Similarly, strong arguments are needed in favor of robotic surgery to counterbalance environmental impacts seen through life cycle assessments. This issue makes an argument for innovators to adopt sustainable practices in the development, implementation and maintenance of robots. Innovators should measure and minimize environmental harms of robots, ideally through open, transparent datasets, such as the HealthcareLCA repository118, fostering collaborative investigation of their impact in real-world settings. Outside experimental evaluation settings, complex interventions enter complex adaptive systems, with potentially unforeseen ‘emergent’ consequences. True performance will only be revealed in real-world settings and must be monitored to avoid unrecognized gradual decline in safety or effectiveness. This demands the development of monitoring infrastructure, processes and governance.

Recommendations

Cost-effectiveness analyses using decision-analytic modeling of real-world data should evaluate robotic systems by indication, and provide comparable analyses openly available to all stakeholders. These should use validated outcome metrics and comply with ISPOR guidance. In principle, regular reviews of robotic surgery cost-effectiveness should include an assessment of changes in organizational configurations and their influence on processes/outcomes, where the necessary resources are available.

▶ Information supplied:
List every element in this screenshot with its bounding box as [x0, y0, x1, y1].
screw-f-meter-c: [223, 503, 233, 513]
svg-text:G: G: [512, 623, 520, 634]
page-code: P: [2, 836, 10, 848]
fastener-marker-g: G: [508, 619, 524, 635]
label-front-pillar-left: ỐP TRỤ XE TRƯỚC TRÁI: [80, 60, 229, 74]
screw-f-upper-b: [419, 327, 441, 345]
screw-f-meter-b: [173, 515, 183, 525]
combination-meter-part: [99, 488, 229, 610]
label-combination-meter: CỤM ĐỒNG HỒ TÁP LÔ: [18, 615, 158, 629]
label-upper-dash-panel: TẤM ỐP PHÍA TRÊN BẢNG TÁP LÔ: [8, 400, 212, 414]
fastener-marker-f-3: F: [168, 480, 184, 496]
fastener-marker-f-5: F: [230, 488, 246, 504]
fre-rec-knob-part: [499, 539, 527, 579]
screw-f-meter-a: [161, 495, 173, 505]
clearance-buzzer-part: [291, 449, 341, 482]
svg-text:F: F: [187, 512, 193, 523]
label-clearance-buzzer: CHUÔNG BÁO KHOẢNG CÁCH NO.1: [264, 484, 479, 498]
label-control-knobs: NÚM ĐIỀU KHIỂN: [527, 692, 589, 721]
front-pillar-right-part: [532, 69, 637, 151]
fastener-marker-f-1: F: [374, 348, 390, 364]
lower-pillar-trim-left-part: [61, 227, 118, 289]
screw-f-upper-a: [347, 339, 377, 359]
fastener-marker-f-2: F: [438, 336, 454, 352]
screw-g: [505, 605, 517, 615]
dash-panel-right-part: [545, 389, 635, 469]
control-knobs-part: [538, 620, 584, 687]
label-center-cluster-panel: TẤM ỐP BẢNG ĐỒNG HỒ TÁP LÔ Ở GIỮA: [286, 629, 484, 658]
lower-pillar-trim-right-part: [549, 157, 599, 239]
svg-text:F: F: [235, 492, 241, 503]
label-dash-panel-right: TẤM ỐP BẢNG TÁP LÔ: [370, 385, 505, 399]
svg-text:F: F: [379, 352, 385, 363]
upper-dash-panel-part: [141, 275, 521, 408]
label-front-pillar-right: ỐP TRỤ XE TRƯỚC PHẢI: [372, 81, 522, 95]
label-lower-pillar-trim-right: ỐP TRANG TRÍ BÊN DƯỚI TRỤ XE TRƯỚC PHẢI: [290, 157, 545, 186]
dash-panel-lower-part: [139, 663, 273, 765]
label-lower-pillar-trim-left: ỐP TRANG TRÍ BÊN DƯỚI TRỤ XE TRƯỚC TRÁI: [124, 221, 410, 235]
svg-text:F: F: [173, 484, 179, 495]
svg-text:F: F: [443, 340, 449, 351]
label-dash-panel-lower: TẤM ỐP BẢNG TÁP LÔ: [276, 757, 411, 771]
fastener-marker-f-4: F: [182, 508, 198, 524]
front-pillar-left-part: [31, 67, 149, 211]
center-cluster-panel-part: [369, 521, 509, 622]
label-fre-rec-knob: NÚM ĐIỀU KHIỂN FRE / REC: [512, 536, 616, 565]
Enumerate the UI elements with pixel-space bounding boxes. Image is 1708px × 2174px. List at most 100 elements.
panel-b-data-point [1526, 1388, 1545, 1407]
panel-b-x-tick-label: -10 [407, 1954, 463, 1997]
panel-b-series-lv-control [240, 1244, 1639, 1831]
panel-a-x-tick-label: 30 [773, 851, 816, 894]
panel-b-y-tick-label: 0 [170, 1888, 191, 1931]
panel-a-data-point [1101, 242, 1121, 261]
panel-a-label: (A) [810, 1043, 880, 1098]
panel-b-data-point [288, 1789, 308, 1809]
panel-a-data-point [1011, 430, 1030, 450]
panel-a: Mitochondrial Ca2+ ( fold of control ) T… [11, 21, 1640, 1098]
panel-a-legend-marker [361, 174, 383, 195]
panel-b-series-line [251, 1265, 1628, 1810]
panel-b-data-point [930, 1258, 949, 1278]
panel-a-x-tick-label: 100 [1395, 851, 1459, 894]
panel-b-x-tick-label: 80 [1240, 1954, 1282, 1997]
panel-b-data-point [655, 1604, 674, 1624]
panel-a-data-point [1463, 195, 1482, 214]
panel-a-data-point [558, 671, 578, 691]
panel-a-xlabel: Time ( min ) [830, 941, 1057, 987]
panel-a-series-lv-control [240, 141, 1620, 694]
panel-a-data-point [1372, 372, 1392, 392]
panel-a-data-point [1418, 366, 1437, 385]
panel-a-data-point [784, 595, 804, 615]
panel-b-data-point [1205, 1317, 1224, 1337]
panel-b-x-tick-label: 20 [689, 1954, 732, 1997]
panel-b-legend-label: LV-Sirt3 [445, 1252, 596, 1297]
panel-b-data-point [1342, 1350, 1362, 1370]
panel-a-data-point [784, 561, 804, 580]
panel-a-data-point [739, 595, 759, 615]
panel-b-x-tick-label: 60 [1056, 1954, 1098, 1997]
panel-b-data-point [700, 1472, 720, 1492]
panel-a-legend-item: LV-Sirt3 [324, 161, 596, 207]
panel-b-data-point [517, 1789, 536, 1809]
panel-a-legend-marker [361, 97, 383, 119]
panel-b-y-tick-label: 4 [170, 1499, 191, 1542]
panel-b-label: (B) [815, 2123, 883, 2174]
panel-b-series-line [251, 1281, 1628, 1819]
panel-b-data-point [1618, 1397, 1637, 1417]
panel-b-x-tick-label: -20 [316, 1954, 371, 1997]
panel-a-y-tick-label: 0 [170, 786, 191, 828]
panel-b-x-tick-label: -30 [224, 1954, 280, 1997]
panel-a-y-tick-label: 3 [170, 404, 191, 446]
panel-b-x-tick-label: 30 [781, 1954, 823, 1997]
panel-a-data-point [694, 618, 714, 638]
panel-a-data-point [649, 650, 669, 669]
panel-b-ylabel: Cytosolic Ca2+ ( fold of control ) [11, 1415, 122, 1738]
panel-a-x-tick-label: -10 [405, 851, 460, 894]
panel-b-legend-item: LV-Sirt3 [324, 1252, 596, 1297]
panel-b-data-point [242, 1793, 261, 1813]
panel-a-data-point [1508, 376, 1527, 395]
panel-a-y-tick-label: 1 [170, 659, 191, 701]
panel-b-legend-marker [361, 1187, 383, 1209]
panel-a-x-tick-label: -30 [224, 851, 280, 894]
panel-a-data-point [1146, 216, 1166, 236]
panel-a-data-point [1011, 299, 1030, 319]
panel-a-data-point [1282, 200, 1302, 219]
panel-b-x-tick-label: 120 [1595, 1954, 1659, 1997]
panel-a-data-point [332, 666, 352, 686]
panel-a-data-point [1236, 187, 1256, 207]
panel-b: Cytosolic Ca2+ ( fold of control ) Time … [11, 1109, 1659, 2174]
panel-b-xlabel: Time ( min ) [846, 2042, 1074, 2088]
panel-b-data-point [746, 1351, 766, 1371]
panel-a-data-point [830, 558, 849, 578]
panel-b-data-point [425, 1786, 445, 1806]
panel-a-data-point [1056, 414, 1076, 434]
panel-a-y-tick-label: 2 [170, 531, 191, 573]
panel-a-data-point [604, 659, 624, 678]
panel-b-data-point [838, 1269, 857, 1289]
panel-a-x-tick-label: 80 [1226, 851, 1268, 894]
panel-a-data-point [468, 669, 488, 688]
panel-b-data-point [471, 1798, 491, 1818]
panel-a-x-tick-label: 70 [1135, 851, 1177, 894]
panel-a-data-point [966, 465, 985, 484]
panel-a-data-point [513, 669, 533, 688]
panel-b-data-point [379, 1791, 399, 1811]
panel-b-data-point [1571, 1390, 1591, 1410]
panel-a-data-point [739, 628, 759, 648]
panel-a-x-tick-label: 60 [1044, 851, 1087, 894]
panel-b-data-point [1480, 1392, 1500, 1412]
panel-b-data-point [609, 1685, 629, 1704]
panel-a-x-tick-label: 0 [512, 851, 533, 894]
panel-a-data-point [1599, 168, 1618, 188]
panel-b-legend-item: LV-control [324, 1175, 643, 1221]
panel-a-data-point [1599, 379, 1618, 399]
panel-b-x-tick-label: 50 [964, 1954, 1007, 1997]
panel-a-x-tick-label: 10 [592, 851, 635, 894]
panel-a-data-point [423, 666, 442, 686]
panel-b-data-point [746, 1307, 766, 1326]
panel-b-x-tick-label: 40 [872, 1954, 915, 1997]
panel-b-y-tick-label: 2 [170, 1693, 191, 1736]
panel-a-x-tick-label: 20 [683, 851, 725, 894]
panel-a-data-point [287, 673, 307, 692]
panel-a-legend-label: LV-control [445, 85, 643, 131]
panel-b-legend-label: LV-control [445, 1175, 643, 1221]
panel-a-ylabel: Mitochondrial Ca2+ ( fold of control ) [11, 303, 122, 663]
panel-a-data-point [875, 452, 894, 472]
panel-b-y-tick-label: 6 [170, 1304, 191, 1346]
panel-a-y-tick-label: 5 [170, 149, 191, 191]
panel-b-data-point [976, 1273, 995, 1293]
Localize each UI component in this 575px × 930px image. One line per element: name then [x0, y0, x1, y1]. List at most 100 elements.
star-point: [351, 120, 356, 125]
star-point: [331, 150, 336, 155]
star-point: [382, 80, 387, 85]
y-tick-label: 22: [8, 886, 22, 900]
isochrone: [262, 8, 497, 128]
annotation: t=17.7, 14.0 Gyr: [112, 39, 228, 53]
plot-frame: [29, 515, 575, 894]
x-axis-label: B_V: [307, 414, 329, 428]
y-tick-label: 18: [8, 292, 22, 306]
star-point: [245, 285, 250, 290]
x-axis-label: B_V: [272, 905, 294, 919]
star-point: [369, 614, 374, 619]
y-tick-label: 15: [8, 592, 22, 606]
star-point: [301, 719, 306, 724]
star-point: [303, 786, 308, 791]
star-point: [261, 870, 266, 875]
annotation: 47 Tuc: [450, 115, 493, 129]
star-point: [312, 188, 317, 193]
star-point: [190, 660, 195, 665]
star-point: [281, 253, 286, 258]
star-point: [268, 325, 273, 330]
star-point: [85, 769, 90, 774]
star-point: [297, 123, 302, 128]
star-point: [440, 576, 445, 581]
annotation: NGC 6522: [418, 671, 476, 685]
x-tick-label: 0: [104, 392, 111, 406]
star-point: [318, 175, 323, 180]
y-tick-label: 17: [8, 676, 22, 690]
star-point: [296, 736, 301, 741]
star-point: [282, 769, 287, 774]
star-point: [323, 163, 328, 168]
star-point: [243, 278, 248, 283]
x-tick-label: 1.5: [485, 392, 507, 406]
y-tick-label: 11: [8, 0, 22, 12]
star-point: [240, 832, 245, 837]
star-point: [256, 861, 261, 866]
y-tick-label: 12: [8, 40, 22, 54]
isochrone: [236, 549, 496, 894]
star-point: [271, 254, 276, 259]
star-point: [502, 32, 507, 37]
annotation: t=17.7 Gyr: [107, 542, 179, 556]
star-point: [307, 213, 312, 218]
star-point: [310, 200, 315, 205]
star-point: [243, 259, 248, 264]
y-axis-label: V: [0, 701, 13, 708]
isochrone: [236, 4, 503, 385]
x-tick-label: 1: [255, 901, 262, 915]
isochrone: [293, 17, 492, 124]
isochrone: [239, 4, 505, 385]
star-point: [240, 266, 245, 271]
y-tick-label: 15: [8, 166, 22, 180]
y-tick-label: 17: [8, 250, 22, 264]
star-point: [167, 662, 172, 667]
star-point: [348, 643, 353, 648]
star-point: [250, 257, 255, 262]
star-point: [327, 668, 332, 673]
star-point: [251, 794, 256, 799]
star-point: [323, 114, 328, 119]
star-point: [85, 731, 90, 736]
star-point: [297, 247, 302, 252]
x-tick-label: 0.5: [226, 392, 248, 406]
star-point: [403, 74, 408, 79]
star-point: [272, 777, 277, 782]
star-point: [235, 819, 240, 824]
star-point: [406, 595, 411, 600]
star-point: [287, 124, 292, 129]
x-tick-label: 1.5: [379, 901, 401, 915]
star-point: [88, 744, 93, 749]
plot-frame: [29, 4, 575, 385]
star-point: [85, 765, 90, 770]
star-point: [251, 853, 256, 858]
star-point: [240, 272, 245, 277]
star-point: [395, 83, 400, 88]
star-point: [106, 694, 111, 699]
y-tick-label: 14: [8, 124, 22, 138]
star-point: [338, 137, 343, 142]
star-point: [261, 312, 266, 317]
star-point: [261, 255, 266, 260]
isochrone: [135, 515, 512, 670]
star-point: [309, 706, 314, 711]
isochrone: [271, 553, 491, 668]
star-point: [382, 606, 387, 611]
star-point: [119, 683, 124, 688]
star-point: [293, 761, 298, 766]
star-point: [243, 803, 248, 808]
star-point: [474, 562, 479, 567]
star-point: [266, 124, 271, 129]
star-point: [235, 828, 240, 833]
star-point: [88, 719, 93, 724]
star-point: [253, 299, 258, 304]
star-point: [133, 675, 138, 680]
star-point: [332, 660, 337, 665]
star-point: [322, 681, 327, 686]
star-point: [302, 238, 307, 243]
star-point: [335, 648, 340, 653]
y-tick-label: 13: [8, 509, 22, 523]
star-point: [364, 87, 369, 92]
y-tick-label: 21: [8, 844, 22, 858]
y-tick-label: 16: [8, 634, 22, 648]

▶ Prompt 1:
Using the robotic surgery passage, decide whether each statement agrees with it: (a) innovators should measure the environmental harms of robots, ideally through open datasets; (b) the true performance of robotic systems is revealed in experimental evaluation settings; (c) cost-effectiveness analyses should comply with ISPOR guidance. For each, answer yes or no and quote the deciding words.
▶ Prompt 2:
Carry on the robotic surgery passage, starting after its final sentence.

▶ Final answer 1:
(a) Yes: "Innovators should measure and minimize environmental harms of robots, ideally through open, transparent datasets"
(b) No: "True performance will only be revealed in real-world settings"
(c) Yes: "These should use validated outcome metrics and comply with ISPOR guidance."

▶ Final answer 2:
National and international discussion forums involving clinicians, patient advocacy groups, industry, policymakers, ethicists and economists are needed to consider the potential effects of robotics on equity of healthcare access, and to explore models that might justify use in low-income settings. Advice from public health experts, policymakers, ethicists and climate scientists should be considered in discussions of how robotic surgery platform design, development and use could be made more sustainable.

In principle, complete life cycle assessments of surgical robotics should incorporate a broad range of parameters, be guided by environmental experts, produce data without restriction and contribute toward living open-access data repositories. Moreover, complete life cycle assessments of surgical robotics should be iteratively updated against existing care standards in real-world settings to monitor and minimize their environmental impacts through quality improvement. These recommendations will require further development of collaborations, datasets and resources.

Conclusion

The next generation of surgical robotics is poised to transform healthcare systems around the world. Whether this will result in substantial patient and societal benefit depends critically on whether innovation is guided by appropriate evaluation. This Colloquium has provided key recommendations for the evaluation of surgical robots across their developmental life cycle, mapped to the IDEAL evaluation framework.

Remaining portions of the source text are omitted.